**EXERCISE INSTRUCTIONS:** Locate the word "Technologies" in the entries below, then gather every line that holds it.

**STORED DATA:**

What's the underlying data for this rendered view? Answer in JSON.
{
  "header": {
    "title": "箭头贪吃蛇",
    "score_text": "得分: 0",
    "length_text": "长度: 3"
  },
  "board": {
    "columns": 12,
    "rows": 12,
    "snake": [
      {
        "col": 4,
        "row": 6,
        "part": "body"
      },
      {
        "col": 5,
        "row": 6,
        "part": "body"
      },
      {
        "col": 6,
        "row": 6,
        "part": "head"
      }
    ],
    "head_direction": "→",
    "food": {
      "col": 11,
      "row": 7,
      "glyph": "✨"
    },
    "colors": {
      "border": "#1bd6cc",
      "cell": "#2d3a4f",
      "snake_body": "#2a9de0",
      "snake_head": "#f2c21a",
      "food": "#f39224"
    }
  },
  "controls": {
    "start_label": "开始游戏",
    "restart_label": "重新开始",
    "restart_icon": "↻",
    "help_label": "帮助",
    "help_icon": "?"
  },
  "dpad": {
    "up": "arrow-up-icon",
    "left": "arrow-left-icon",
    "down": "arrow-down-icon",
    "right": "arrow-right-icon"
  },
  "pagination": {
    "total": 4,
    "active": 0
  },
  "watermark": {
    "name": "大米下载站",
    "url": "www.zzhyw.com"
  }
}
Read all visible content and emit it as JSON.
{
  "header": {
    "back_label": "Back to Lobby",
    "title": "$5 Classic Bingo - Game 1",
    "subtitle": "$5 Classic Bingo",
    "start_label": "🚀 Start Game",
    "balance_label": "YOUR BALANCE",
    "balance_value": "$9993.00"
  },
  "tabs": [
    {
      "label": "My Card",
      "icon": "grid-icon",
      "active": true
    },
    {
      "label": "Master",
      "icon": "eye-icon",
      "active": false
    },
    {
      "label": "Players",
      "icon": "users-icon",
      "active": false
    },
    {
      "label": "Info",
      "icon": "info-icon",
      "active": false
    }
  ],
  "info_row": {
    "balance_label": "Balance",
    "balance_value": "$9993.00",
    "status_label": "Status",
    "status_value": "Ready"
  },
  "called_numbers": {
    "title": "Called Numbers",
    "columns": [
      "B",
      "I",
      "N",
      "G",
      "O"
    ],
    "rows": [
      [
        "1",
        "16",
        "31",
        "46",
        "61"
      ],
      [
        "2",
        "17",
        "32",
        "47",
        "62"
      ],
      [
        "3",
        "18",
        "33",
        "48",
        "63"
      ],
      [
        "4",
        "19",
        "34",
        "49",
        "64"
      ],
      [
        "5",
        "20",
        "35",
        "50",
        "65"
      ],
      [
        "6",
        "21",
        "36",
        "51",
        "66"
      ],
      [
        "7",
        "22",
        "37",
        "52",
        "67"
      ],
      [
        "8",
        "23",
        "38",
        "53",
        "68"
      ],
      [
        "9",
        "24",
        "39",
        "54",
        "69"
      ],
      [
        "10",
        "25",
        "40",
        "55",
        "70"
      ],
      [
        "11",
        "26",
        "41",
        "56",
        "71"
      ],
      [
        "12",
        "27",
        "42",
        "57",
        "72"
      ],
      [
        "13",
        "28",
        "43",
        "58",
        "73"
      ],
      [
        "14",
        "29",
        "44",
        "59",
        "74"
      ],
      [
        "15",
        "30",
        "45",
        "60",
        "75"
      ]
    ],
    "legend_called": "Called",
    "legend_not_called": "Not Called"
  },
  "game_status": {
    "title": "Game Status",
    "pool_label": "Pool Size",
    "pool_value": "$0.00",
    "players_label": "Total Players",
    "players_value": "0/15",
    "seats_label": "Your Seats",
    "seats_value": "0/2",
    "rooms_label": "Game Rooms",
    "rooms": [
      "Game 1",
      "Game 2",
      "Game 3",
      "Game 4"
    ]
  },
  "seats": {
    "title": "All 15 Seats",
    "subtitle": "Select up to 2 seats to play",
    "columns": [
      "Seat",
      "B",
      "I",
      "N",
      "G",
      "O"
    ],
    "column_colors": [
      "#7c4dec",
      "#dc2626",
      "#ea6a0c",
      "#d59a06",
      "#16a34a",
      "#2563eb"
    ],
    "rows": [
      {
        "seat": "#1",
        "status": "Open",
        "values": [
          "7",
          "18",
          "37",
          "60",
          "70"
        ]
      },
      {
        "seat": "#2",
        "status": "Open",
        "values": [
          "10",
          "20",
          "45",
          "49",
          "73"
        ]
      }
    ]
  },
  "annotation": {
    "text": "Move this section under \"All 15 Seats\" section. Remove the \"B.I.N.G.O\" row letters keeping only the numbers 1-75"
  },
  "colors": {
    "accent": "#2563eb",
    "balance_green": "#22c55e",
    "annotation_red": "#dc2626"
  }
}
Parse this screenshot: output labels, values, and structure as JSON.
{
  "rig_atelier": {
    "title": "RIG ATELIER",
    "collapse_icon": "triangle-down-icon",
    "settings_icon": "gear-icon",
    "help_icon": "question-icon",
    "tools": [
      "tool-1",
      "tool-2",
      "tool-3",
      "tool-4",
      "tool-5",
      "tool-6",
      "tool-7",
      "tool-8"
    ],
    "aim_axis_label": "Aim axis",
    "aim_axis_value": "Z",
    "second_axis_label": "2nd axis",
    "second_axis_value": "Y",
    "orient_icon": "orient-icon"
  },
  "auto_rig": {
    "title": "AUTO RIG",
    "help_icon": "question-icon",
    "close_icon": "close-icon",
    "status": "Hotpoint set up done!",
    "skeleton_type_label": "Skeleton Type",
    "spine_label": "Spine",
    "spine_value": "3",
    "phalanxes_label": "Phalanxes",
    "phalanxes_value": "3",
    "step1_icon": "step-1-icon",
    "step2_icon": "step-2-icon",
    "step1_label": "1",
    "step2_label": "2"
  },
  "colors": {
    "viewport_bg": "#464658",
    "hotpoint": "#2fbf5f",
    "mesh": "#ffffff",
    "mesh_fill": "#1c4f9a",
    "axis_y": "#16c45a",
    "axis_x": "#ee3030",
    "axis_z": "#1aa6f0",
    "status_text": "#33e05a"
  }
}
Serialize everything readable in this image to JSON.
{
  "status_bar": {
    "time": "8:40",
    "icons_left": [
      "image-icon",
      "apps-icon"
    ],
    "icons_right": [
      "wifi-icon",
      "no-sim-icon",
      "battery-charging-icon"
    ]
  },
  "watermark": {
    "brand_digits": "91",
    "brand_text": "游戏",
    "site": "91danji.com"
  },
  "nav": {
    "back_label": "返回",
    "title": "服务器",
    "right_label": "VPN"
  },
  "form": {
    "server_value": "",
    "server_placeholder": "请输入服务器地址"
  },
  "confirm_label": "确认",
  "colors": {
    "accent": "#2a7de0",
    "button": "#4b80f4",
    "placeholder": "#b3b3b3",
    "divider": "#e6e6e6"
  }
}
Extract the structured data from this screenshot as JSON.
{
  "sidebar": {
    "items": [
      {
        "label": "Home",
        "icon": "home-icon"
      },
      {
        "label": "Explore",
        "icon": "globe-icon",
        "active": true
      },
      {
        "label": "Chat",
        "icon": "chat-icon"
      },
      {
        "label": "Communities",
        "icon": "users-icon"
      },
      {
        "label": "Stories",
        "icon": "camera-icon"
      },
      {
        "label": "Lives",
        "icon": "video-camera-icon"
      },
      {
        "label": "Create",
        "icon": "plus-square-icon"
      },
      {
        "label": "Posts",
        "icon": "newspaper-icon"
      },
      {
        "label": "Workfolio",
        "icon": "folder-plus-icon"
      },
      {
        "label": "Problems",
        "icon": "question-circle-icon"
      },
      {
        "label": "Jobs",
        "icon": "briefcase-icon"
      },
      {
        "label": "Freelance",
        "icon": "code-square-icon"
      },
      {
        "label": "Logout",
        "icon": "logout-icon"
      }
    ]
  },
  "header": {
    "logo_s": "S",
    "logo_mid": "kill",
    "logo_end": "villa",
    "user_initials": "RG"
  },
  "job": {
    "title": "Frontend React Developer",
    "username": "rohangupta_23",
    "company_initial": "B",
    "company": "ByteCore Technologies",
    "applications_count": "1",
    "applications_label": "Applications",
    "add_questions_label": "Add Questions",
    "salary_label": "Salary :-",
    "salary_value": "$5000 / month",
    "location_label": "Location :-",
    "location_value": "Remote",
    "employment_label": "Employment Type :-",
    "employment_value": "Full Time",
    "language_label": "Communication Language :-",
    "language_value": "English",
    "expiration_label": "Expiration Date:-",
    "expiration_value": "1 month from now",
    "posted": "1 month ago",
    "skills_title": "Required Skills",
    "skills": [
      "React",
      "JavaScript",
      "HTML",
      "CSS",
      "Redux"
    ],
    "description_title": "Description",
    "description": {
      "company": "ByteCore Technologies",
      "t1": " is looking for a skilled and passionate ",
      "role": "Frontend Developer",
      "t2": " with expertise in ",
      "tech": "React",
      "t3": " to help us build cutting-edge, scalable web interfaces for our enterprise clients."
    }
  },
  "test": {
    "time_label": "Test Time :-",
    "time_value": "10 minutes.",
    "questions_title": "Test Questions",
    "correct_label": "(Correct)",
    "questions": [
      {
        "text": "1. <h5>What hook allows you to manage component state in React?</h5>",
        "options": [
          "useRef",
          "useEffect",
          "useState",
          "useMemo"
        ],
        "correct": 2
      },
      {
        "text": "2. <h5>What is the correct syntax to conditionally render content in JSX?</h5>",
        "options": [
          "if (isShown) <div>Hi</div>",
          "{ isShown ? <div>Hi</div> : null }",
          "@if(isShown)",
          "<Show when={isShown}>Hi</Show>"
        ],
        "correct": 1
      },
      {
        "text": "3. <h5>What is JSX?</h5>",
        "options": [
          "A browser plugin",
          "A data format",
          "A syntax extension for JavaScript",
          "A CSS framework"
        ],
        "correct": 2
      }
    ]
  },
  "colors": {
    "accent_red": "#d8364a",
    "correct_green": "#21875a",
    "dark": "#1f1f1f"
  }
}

**SOLUTION TO THE PROBLEM:**
    "company": "ByteCore Technologies",
      "company": "ByteCore Technologies",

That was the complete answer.